• **What to do**
Below are records to transcribe exactly, without their pictures.

• **Structured figure records**
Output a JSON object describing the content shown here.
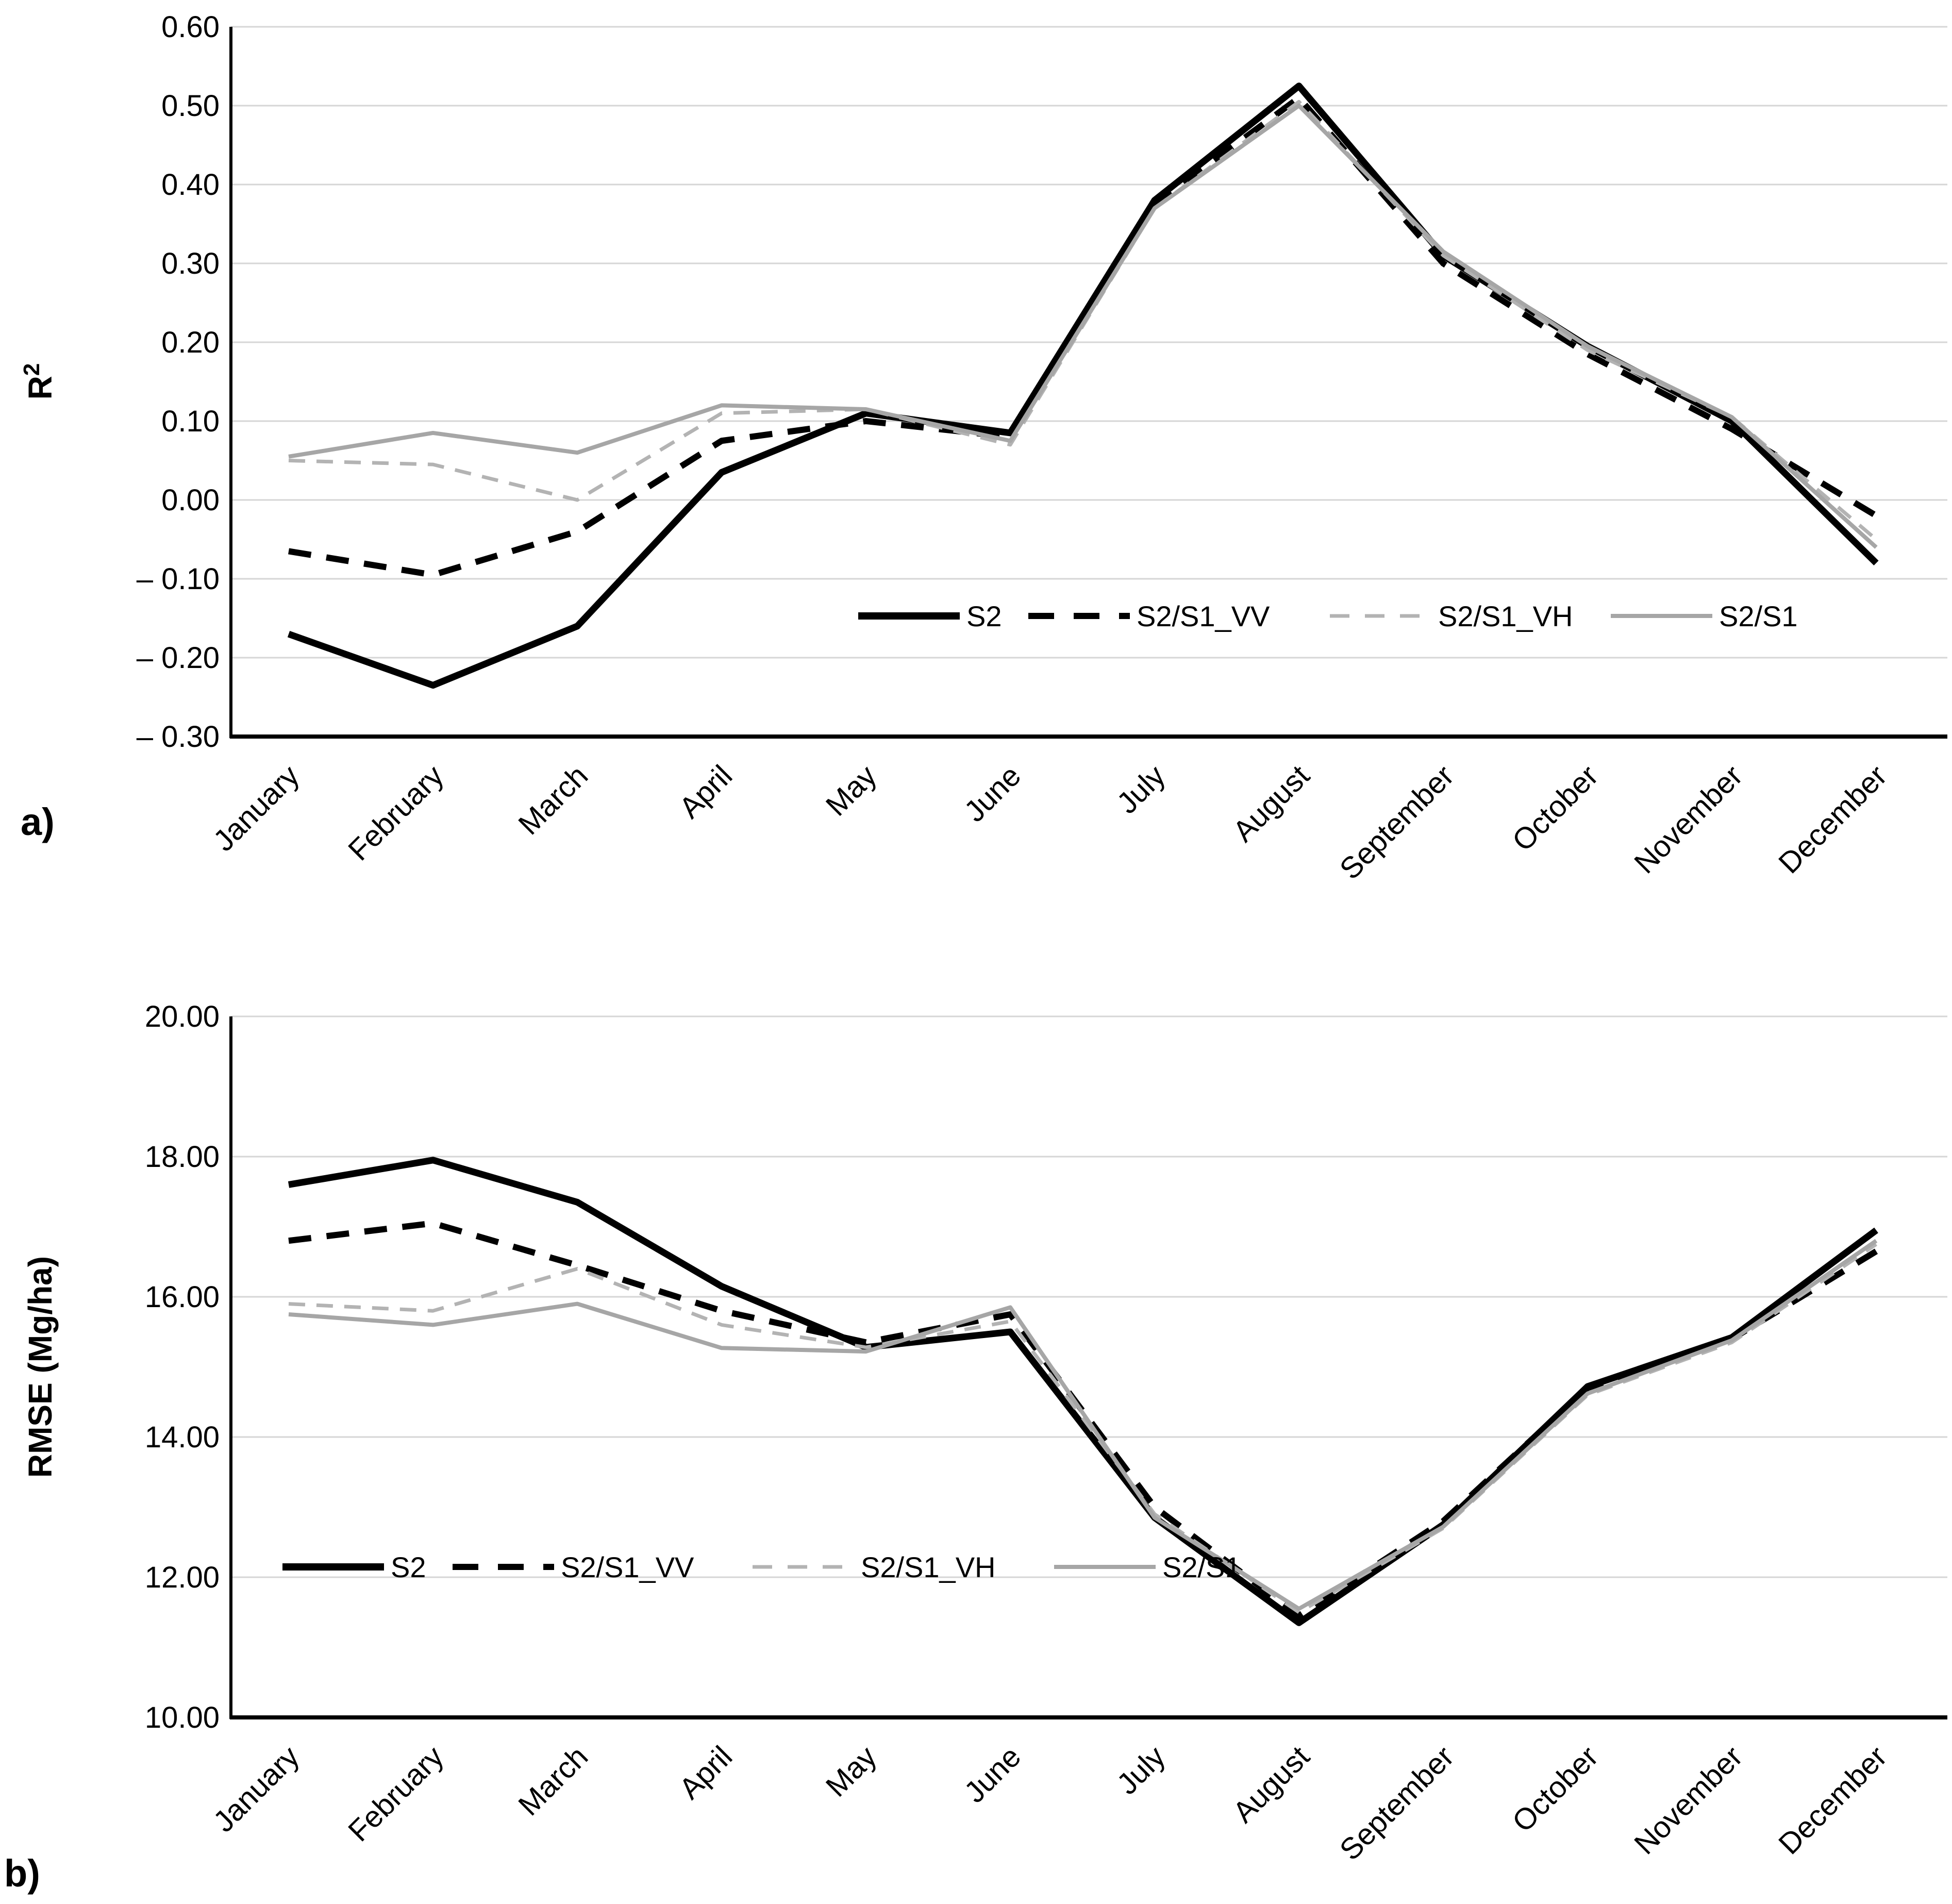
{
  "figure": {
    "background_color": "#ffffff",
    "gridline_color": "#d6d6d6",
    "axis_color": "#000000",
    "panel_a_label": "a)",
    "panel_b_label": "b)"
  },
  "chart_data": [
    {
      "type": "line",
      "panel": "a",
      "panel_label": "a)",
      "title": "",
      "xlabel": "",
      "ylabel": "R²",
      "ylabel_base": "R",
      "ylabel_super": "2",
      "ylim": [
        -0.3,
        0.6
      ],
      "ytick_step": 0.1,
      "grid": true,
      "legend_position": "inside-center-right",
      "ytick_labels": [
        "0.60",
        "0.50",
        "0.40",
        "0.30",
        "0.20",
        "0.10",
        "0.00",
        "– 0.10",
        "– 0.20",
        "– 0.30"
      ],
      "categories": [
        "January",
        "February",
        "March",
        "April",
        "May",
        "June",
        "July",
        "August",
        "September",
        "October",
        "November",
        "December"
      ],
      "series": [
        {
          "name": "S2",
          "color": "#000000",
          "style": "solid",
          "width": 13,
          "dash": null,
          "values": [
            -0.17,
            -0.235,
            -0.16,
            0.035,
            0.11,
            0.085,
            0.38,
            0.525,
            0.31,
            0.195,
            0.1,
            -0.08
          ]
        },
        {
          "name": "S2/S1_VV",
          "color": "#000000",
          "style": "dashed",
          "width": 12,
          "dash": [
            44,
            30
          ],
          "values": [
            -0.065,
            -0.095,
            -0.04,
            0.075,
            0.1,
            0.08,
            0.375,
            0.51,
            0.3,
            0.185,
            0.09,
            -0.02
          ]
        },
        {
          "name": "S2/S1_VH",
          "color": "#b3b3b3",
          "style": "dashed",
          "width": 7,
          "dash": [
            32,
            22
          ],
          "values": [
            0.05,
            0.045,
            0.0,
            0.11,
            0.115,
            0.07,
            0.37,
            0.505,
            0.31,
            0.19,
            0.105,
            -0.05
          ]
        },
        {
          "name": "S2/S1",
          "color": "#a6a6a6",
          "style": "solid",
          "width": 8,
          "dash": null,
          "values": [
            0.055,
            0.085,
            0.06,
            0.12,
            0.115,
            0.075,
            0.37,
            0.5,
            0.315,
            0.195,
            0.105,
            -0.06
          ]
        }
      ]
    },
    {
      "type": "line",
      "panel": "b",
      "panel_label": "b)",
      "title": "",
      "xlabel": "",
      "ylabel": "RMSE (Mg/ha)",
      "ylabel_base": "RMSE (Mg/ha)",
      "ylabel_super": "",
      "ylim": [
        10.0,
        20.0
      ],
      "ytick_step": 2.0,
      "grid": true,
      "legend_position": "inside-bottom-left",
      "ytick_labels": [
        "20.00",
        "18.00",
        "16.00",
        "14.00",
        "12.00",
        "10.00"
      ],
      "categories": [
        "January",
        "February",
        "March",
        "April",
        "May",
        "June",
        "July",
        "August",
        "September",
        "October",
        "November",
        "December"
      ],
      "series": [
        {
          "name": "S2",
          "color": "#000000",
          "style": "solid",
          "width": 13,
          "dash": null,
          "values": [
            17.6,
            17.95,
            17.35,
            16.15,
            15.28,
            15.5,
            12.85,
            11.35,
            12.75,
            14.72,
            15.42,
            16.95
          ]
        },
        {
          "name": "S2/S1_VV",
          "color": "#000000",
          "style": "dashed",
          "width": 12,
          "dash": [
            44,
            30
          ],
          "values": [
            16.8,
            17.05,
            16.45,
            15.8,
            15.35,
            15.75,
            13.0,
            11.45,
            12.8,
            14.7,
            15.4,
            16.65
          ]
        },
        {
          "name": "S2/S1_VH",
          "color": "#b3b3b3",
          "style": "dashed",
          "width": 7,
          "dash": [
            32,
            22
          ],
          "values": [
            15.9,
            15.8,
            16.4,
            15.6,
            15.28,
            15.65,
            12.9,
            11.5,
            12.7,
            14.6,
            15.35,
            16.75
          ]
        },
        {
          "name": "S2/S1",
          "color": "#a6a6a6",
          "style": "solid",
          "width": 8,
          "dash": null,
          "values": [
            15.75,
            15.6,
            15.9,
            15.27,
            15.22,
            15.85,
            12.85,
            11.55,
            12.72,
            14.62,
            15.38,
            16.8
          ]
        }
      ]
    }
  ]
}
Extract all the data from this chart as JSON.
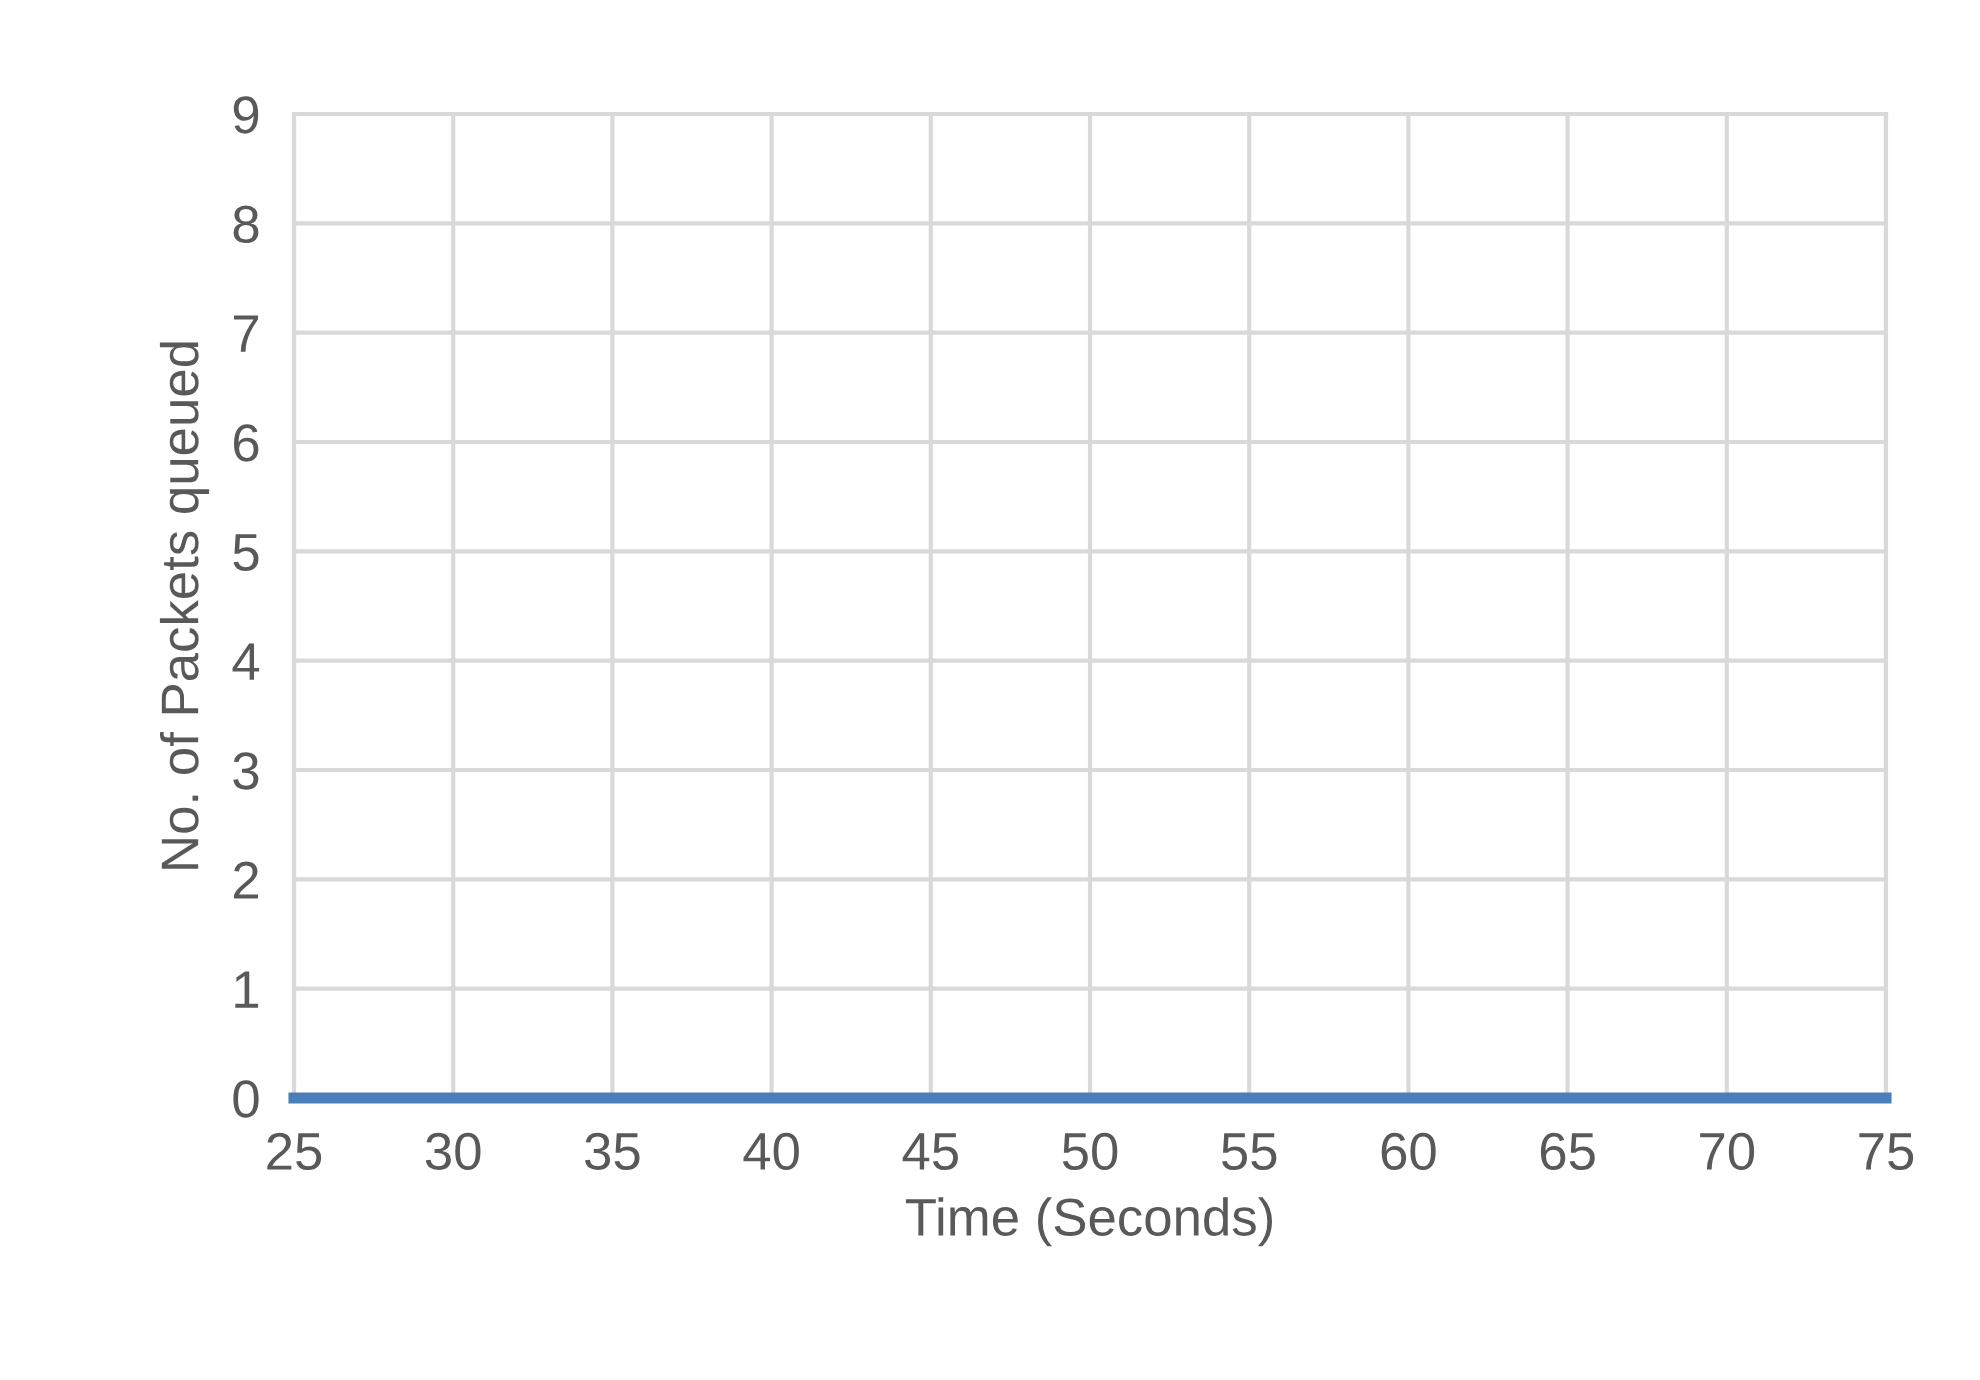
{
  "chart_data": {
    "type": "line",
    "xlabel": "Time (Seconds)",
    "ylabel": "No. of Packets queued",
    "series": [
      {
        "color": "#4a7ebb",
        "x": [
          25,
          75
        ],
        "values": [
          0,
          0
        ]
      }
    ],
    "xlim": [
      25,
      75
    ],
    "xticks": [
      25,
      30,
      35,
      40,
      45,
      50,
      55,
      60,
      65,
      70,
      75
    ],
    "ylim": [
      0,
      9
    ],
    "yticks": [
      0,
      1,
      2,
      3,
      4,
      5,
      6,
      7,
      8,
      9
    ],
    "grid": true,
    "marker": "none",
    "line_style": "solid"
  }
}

• **Expected answer**
Output a JSON object describing the content shown here.
{
  "figure": {
    "background_color": "#ffffff",
    "gridline_color": "#d6d6d6",
    "axis_color": "#000000",
    "panel_a_label": "a)",
    "panel_b_label": "b)"
  },
  "chart_data": [
    {
      "type": "line",
      "panel": "a",
      "panel_label": "a)",
      "title": "",
      "xlabel": "",
      "ylabel": "R²",
      "ylabel_base": "R",
      "ylabel_super": "2",
      "ylim": [
        -0.3,
        0.6
      ],
      "ytick_step": 0.1,
      "grid": true,
      "legend_position": "inside-center-right",
      "ytick_labels": [
        "0.60",
        "0.50",
        "0.40",
        "0.30",
        "0.20",
        "0.10",
        "0.00",
        "– 0.10",
        "– 0.20",
        "– 0.30"
      ],
      "categories": [
        "January",
        "February",
        "March",
        "April",
        "May",
        "June",
        "July",
        "August",
        "September",
        "October",
        "November",
        "December"
      ],
      "series": [
        {
          "name": "S2",
          "color": "#000000",
          "style": "solid",
          "width": 13,
          "dash": null,
          "values": [
            -0.17,
            -0.235,
            -0.16,
            0.035,
            0.11,
            0.085,
            0.38,
            0.525,
            0.31,
            0.195,
            0.1,
            -0.08
          ]
        },
        {
          "name": "S2/S1_VV",
          "color": "#000000",
          "style": "dashed",
          "width": 12,
          "dash": [
            44,
            30
          ],
          "values": [
            -0.065,
            -0.095,
            -0.04,
            0.075,
            0.1,
            0.08,
            0.375,
            0.51,
            0.3,
            0.185,
            0.09,
            -0.02
          ]
        },
        {
          "name": "S2/S1_VH",
          "color": "#b3b3b3",
          "style": "dashed",
          "width": 7,
          "dash": [
            32,
            22
          ],
          "values": [
            0.05,
            0.045,
            0.0,
            0.11,
            0.115,
            0.07,
            0.37,
            0.505,
            0.31,
            0.19,
            0.105,
            -0.05
          ]
        },
        {
          "name": "S2/S1",
          "color": "#a6a6a6",
          "style": "solid",
          "width": 8,
          "dash": null,
          "values": [
            0.055,
            0.085,
            0.06,
            0.12,
            0.115,
            0.075,
            0.37,
            0.5,
            0.315,
            0.195,
            0.105,
            -0.06
          ]
        }
      ]
    },
    {
      "type": "line",
      "panel": "b",
      "panel_label": "b)",
      "title": "",
      "xlabel": "",
      "ylabel": "RMSE (Mg/ha)",
      "ylabel_base": "RMSE (Mg/ha)",
      "ylabel_super": "",
      "ylim": [
        10.0,
        20.0
      ],
      "ytick_step": 2.0,
      "grid": true,
      "legend_position": "inside-bottom-left",
      "ytick_labels": [
        "20.00",
        "18.00",
        "16.00",
        "14.00",
        "12.00",
        "10.00"
      ],
      "categories": [
        "January",
        "February",
        "March",
        "April",
        "May",
        "June",
        "July",
        "August",
        "September",
        "October",
        "November",
        "December"
      ],
      "series": [
        {
          "name": "S2",
          "color": "#000000",
          "style": "solid",
          "width": 13,
          "dash": null,
          "values": [
            17.6,
            17.95,
            17.35,
            16.15,
            15.28,
            15.5,
            12.85,
            11.35,
            12.75,
            14.72,
            15.42,
            16.95
          ]
        },
        {
          "name": "S2/S1_VV",
          "color": "#000000",
          "style": "dashed",
          "width": 12,
          "dash": [
            44,
            30
          ],
          "values": [
            16.8,
            17.05,
            16.45,
            15.8,
            15.35,
            15.75,
            13.0,
            11.45,
            12.8,
            14.7,
            15.4,
            16.65
          ]
        },
        {
          "name": "S2/S1_VH",
          "color": "#b3b3b3",
          "style": "dashed",
          "width": 7,
          "dash": [
            32,
            22
          ],
          "values": [
            15.9,
            15.8,
            16.4,
            15.6,
            15.28,
            15.65,
            12.9,
            11.5,
            12.7,
            14.6,
            15.35,
            16.75
          ]
        },
        {
          "name": "S2/S1",
          "color": "#a6a6a6",
          "style": "solid",
          "width": 8,
          "dash": null,
          "values": [
            15.75,
            15.6,
            15.9,
            15.27,
            15.22,
            15.85,
            12.85,
            11.55,
            12.72,
            14.62,
            15.38,
            16.8
          ]
        }
      ]
    }
  ]
}
Extract all the data from this chart as JSON.
{
  "chart_data": {
    "type": "line",
    "xlabel": "Time (Seconds)",
    "ylabel": "No. of Packets queued",
    "series": [
      {
        "color": "#4a7ebb",
        "x": [
          25,
          75
        ],
        "values": [
          0,
          0
        ]
      }
    ],
    "xlim": [
      25,
      75
    ],
    "xticks": [
      25,
      30,
      35,
      40,
      45,
      50,
      55,
      60,
      65,
      70,
      75
    ],
    "ylim": [
      0,
      9
    ],
    "yticks": [
      0,
      1,
      2,
      3,
      4,
      5,
      6,
      7,
      8,
      9
    ],
    "grid": true,
    "marker": "none",
    "line_style": "solid"
  }
}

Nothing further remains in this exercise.